* _Required work_
Take each line that has the word "icon" and return it.

Extracted records
§

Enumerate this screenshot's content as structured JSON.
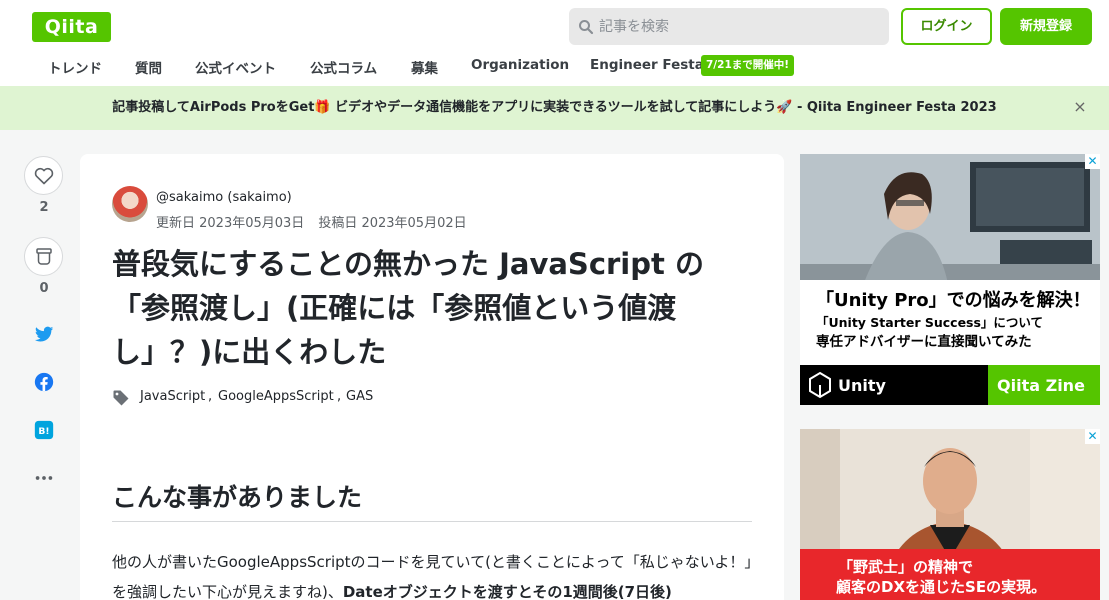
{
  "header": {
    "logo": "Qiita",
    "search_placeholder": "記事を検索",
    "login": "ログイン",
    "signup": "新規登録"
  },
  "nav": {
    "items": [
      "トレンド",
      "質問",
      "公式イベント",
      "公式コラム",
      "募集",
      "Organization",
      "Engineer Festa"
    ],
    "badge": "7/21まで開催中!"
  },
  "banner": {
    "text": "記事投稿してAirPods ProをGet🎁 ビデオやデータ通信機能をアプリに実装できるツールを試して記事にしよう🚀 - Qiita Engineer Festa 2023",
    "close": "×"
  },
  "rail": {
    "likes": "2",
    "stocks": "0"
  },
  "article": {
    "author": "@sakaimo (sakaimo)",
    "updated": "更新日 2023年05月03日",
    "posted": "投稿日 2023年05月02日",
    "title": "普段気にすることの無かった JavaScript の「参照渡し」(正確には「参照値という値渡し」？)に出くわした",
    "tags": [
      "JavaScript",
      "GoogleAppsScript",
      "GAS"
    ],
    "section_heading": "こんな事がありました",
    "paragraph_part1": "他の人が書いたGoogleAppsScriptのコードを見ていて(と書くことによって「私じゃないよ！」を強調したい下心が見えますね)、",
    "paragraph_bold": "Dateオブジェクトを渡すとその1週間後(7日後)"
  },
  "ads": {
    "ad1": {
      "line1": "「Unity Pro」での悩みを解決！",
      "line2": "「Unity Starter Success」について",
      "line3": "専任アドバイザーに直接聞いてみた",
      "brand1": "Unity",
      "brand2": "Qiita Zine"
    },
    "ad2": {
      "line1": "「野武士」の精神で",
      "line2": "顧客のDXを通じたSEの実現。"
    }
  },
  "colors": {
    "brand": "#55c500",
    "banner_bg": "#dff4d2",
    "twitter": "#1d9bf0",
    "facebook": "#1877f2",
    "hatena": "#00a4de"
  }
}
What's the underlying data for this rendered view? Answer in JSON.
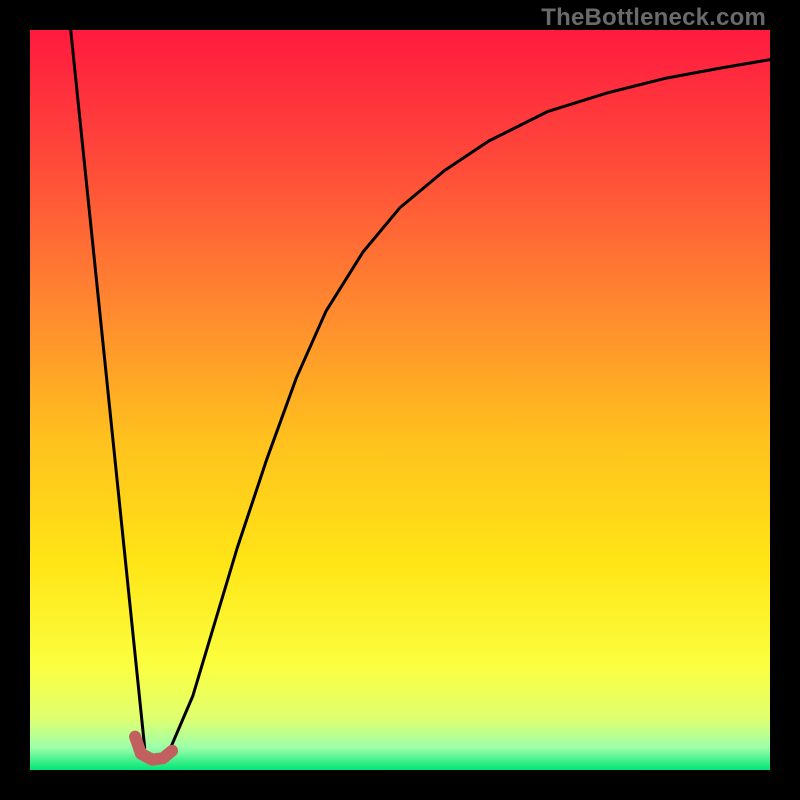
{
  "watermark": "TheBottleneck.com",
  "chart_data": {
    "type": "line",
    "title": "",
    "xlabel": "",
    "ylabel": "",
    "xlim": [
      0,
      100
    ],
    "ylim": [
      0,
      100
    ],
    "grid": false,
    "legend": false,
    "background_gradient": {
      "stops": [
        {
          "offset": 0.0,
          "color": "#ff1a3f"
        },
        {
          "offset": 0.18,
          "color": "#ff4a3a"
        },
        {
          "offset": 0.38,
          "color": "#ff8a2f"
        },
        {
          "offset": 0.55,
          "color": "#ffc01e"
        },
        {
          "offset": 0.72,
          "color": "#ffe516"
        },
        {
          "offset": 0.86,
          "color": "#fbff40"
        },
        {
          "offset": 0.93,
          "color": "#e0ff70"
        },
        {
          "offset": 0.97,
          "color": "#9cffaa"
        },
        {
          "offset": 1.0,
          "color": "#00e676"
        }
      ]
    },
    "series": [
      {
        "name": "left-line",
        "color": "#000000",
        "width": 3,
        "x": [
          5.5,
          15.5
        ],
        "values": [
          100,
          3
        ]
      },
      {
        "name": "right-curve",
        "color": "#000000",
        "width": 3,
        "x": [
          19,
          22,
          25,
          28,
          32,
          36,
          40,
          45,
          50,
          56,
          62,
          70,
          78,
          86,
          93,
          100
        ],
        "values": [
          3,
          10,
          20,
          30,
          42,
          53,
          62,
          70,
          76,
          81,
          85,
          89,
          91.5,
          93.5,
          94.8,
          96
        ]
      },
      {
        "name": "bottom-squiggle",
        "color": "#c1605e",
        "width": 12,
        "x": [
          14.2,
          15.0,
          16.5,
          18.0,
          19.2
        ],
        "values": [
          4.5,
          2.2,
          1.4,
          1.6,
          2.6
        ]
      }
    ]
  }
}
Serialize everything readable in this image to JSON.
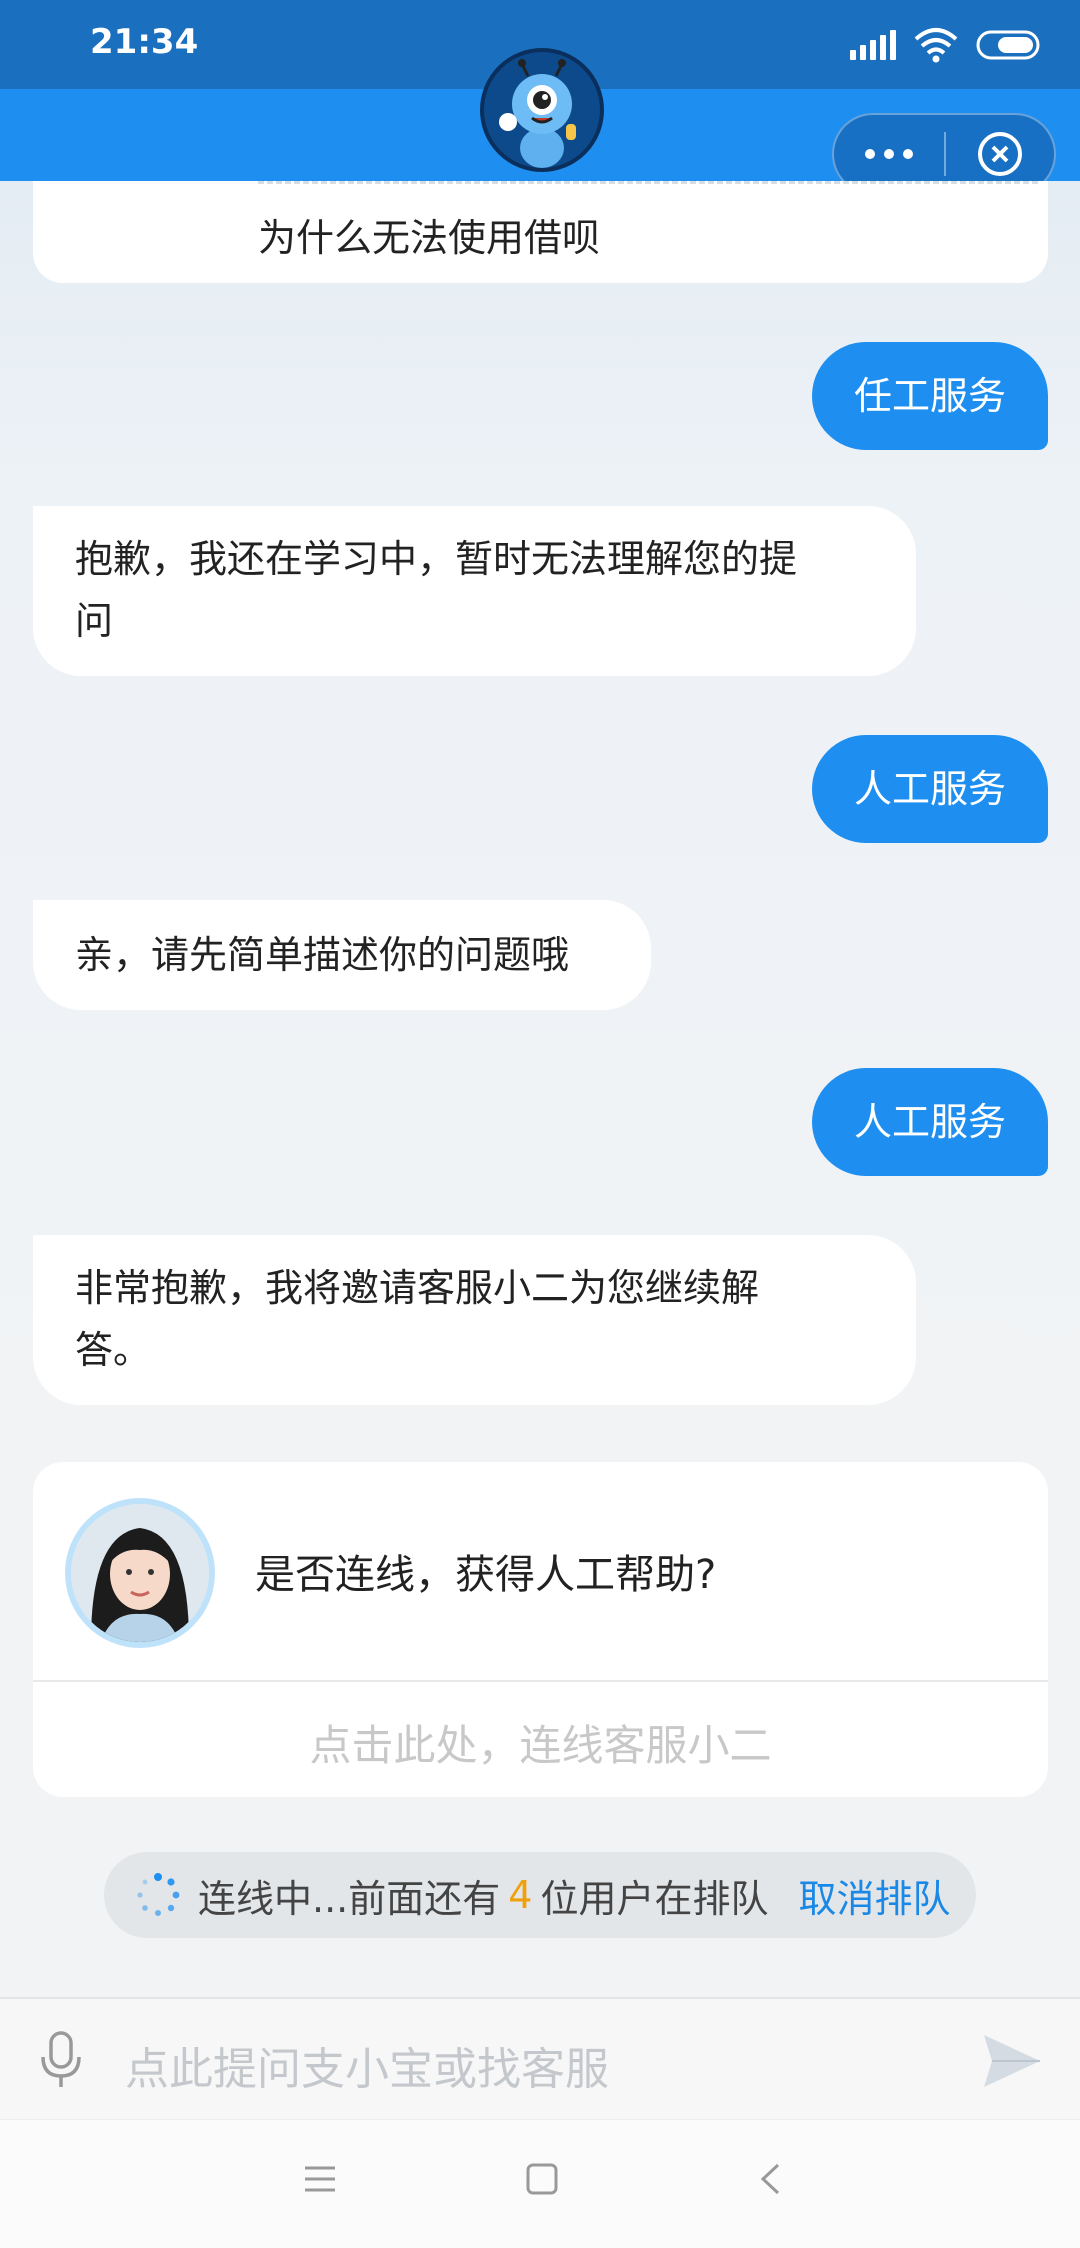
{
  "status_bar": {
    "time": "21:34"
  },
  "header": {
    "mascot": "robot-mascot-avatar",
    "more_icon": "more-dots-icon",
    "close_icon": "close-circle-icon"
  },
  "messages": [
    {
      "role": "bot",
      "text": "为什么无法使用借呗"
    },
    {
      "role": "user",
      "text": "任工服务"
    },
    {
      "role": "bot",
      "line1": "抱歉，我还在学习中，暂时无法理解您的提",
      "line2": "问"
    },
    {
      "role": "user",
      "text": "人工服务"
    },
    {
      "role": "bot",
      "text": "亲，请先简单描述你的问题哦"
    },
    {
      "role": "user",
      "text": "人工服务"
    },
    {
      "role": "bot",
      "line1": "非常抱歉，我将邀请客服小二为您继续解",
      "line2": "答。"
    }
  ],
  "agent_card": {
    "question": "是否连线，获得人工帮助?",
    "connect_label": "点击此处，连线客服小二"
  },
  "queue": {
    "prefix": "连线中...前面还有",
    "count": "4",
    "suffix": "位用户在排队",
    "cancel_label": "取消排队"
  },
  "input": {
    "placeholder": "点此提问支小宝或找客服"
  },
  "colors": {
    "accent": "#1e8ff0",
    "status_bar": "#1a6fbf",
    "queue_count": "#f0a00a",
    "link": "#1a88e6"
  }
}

§

* _Problem solution_
    "more_icon": "more-dots-icon",
    "close_icon": "close-circle-icon"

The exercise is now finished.